## EXERCISE TASK:
Gather up all lines that carry the word "Escenario".

(Stored items)

----

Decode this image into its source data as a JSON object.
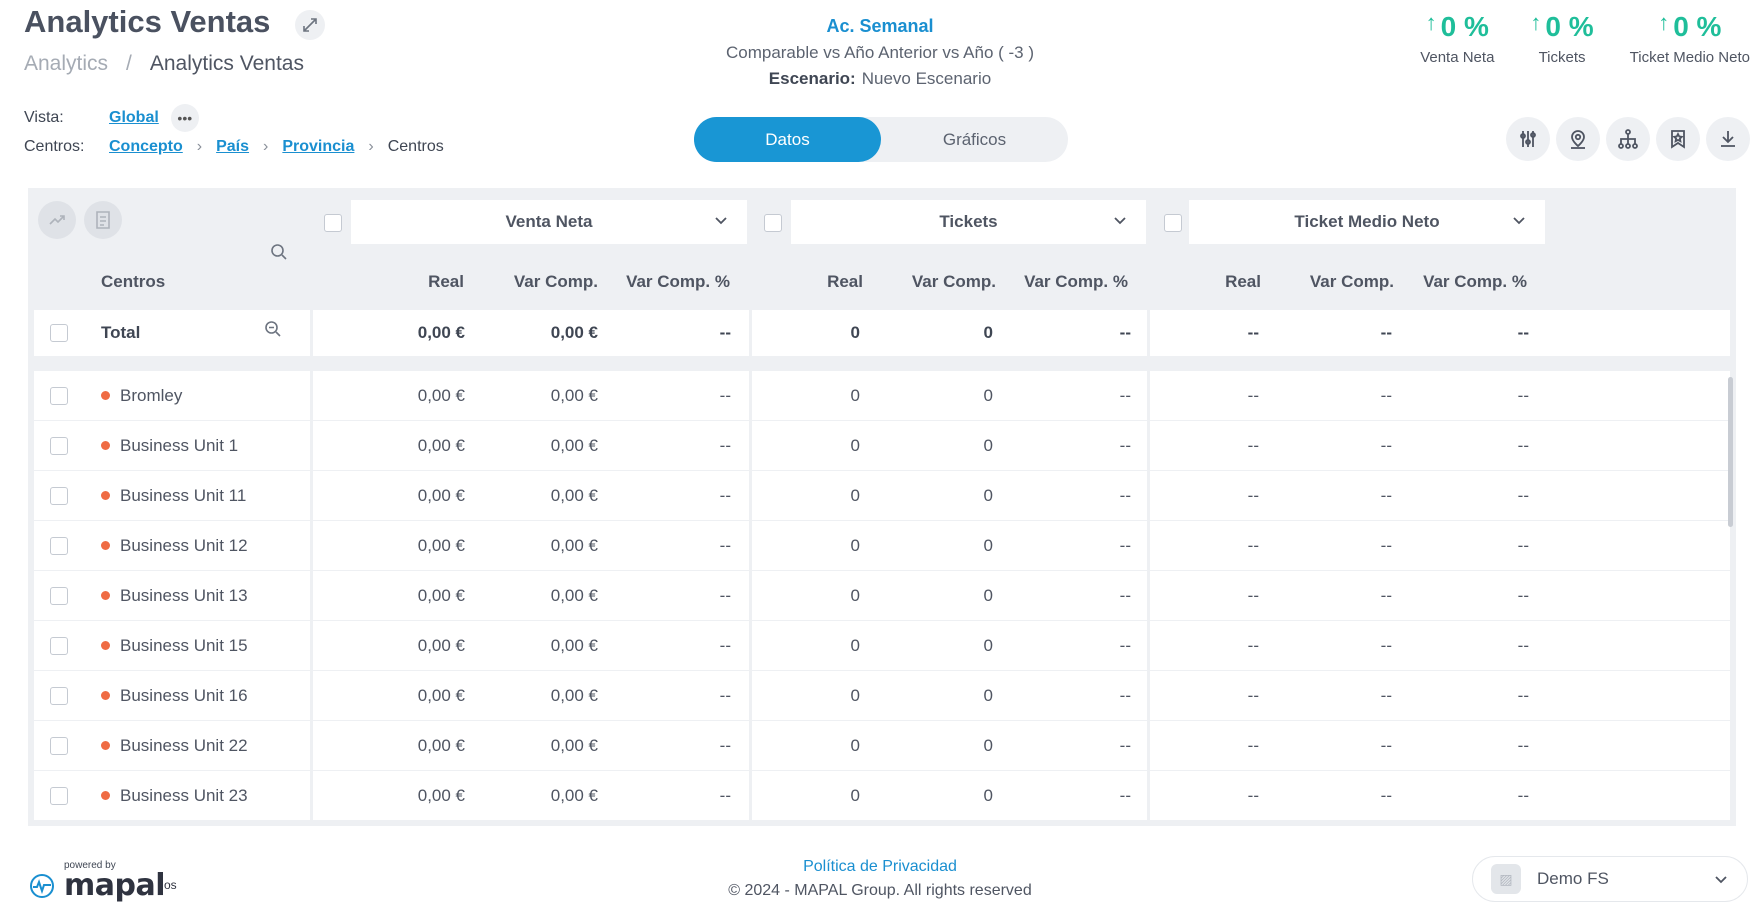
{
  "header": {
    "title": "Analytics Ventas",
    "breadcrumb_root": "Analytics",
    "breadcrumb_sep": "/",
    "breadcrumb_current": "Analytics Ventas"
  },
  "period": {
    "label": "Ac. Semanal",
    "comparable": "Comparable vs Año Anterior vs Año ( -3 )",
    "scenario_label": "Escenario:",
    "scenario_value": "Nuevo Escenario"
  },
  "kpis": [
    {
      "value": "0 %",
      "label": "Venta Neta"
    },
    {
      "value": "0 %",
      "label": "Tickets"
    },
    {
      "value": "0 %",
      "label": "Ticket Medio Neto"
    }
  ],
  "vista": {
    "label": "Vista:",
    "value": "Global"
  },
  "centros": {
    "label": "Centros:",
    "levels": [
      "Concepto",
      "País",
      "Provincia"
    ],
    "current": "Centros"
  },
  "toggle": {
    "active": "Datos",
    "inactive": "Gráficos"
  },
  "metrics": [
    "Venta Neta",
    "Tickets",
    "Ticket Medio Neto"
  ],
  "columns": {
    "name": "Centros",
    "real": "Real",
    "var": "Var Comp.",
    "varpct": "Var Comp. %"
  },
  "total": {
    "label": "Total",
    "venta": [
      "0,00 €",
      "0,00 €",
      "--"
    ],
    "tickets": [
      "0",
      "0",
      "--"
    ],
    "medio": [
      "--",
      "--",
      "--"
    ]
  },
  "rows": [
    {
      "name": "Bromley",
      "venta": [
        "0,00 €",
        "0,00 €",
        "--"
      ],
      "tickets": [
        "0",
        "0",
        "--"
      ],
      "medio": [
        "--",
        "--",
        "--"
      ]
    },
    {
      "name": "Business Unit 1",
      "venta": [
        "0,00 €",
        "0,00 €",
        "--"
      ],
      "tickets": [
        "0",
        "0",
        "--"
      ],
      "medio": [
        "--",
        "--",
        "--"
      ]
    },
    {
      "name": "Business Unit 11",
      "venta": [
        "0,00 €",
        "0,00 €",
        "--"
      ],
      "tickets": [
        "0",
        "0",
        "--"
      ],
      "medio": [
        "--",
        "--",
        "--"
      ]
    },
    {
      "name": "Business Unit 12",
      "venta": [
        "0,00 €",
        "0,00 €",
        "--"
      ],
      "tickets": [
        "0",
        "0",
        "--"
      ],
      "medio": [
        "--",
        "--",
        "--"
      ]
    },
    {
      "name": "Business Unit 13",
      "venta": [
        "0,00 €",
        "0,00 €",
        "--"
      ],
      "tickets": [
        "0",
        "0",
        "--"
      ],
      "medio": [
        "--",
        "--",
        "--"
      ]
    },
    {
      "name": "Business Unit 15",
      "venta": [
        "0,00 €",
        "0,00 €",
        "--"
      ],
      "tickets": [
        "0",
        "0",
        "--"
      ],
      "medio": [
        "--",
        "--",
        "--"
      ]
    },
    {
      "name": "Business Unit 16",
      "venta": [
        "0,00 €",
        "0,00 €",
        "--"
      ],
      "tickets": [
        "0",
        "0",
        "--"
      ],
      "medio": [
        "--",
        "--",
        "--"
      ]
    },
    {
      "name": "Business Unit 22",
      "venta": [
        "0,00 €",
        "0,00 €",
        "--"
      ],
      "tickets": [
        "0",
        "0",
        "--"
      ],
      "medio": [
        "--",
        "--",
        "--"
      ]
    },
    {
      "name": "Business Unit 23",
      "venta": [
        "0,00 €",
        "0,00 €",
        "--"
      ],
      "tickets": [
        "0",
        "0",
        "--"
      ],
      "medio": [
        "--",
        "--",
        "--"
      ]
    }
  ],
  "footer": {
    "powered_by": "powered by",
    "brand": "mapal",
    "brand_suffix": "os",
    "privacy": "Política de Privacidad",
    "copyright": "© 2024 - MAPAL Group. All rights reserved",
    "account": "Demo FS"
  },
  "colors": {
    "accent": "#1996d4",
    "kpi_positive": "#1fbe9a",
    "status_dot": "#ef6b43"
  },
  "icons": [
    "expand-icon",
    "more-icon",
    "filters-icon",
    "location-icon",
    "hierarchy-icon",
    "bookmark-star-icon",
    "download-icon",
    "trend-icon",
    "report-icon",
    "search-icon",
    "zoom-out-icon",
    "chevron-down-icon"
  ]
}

----

## FINISHED TASK:
    "scenario_label": "Escenario:",
    "scenario_value": "Nuevo Escenario"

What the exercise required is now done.